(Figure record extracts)
◇ ◇ ◇ ◇
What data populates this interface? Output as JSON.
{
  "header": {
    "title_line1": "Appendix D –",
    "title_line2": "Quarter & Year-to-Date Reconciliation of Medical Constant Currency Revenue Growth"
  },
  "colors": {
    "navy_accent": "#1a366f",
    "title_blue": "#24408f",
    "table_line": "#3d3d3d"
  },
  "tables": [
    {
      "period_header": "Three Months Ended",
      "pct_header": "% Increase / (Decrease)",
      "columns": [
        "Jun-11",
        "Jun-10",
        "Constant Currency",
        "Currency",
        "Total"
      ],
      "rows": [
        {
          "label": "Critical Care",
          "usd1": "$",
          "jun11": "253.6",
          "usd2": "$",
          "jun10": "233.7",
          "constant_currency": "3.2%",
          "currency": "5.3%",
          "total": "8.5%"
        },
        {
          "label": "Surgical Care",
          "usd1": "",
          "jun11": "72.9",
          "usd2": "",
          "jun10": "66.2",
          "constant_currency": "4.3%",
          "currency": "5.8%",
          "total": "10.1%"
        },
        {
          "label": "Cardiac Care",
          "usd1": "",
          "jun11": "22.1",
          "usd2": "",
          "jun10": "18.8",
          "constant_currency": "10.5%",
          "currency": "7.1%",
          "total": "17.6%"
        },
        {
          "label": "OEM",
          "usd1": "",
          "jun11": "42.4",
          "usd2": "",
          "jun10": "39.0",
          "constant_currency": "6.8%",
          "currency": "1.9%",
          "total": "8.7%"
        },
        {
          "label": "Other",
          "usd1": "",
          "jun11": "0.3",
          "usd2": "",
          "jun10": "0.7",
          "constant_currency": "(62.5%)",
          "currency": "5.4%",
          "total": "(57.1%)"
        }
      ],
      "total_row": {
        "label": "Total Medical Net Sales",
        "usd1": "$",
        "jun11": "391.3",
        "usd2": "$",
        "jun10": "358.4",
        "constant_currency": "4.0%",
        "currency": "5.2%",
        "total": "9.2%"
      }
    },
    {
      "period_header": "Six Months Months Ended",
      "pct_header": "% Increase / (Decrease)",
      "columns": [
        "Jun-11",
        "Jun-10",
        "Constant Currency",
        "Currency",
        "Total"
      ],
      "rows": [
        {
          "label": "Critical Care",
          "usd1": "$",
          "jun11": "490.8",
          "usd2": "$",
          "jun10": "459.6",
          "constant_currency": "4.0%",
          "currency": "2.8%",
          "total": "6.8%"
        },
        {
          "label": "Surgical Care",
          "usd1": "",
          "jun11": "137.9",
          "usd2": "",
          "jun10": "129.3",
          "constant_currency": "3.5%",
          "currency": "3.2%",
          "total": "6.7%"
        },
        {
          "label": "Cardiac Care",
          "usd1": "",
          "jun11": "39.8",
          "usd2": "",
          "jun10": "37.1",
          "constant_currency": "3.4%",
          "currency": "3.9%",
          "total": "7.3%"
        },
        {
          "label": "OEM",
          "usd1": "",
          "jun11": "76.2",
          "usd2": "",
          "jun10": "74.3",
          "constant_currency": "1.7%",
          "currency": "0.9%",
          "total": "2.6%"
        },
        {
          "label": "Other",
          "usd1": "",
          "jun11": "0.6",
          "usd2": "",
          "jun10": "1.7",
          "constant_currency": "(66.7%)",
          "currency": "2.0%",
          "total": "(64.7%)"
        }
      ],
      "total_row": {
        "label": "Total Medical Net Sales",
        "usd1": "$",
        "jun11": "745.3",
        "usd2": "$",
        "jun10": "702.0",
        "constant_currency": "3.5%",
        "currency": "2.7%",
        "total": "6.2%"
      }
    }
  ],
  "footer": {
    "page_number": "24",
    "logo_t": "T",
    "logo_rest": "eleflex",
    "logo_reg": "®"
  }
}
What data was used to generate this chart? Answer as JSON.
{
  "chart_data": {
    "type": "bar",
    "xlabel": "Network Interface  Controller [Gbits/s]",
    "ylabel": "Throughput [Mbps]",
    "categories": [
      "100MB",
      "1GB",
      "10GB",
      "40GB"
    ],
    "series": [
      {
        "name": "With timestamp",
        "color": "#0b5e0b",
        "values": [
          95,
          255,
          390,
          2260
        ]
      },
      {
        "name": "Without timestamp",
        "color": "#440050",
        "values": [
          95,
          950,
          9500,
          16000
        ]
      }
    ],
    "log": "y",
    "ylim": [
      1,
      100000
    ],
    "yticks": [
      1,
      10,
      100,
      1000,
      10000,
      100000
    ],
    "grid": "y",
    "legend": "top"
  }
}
◇ ◇ ◇ ◇
**What you are asked to do**
Reproduce the listing above word for word.

**Worked solution**
What data populates this interface? Output as JSON.
{
  "header": {
    "title_line1": "Appendix D –",
    "title_line2": "Quarter & Year-to-Date Reconciliation of Medical Constant Currency Revenue Growth"
  },
  "colors": {
    "navy_accent": "#1a366f",
    "title_blue": "#24408f",
    "table_line": "#3d3d3d"
  },
  "tables": [
    {
      "period_header": "Three Months Ended",
      "pct_header": "% Increase / (Decrease)",
      "columns": [
        "Jun-11",
        "Jun-10",
        "Constant Currency",
        "Currency",
        "Total"
      ],
      "rows": [
        {
          "label": "Critical Care",
          "usd1": "$",
          "jun11": "253.6",
          "usd2": "$",
          "jun10": "233.7",
          "constant_currency": "3.2%",
          "currency": "5.3%",
          "total": "8.5%"
        },
        {
          "label": "Surgical Care",
          "usd1": "",
          "jun11": "72.9",
          "usd2": "",
          "jun10": "66.2",
          "constant_currency": "4.3%",
          "currency": "5.8%",
          "total": "10.1%"
        },
        {
          "label": "Cardiac Care",
          "usd1": "",
          "jun11": "22.1",
          "usd2": "",
          "jun10": "18.8",
          "constant_currency": "10.5%",
          "currency": "7.1%",
          "total": "17.6%"
        },
        {
          "label": "OEM",
          "usd1": "",
          "jun11": "42.4",
          "usd2": "",
          "jun10": "39.0",
          "constant_currency": "6.8%",
          "currency": "1.9%",
          "total": "8.7%"
        },
        {
          "label": "Other",
          "usd1": "",
          "jun11": "0.3",
          "usd2": "",
          "jun10": "0.7",
          "constant_currency": "(62.5%)",
          "currency": "5.4%",
          "total": "(57.1%)"
        }
      ],
      "total_row": {
        "label": "Total Medical Net Sales",
        "usd1": "$",
        "jun11": "391.3",
        "usd2": "$",
        "jun10": "358.4",
        "constant_currency": "4.0%",
        "currency": "5.2%",
        "total": "9.2%"
      }
    },
    {
      "period_header": "Six Months Months Ended",
      "pct_header": "% Increase / (Decrease)",
      "columns": [
        "Jun-11",
        "Jun-10",
        "Constant Currency",
        "Currency",
        "Total"
      ],
      "rows": [
        {
          "label": "Critical Care",
          "usd1": "$",
          "jun11": "490.8",
          "usd2": "$",
          "jun10": "459.6",
          "constant_currency": "4.0%",
          "currency": "2.8%",
          "total": "6.8%"
        },
        {
          "label": "Surgical Care",
          "usd1": "",
          "jun11": "137.9",
          "usd2": "",
          "jun10": "129.3",
          "constant_currency": "3.5%",
          "currency": "3.2%",
          "total": "6.7%"
        },
        {
          "label": "Cardiac Care",
          "usd1": "",
          "jun11": "39.8",
          "usd2": "",
          "jun10": "37.1",
          "constant_currency": "3.4%",
          "currency": "3.9%",
          "total": "7.3%"
        },
        {
          "label": "OEM",
          "usd1": "",
          "jun11": "76.2",
          "usd2": "",
          "jun10": "74.3",
          "constant_currency": "1.7%",
          "currency": "0.9%",
          "total": "2.6%"
        },
        {
          "label": "Other",
          "usd1": "",
          "jun11": "0.6",
          "usd2": "",
          "jun10": "1.7",
          "constant_currency": "(66.7%)",
          "currency": "2.0%",
          "total": "(64.7%)"
        }
      ],
      "total_row": {
        "label": "Total Medical Net Sales",
        "usd1": "$",
        "jun11": "745.3",
        "usd2": "$",
        "jun10": "702.0",
        "constant_currency": "3.5%",
        "currency": "2.7%",
        "total": "6.2%"
      }
    }
  ],
  "footer": {
    "page_number": "24",
    "logo_t": "T",
    "logo_rest": "eleflex",
    "logo_reg": "®"
  }
}
What data was used to generate this chart? Answer as JSON.
{
  "chart_data": {
    "type": "bar",
    "xlabel": "Network Interface  Controller [Gbits/s]",
    "ylabel": "Throughput [Mbps]",
    "categories": [
      "100MB",
      "1GB",
      "10GB",
      "40GB"
    ],
    "series": [
      {
        "name": "With timestamp",
        "color": "#0b5e0b",
        "values": [
          95,
          255,
          390,
          2260
        ]
      },
      {
        "name": "Without timestamp",
        "color": "#440050",
        "values": [
          95,
          950,
          9500,
          16000
        ]
      }
    ],
    "log": "y",
    "ylim": [
      1,
      100000
    ],
    "yticks": [
      1,
      10,
      100,
      1000,
      10000,
      100000
    ],
    "grid": "y",
    "legend": "top"
  }
}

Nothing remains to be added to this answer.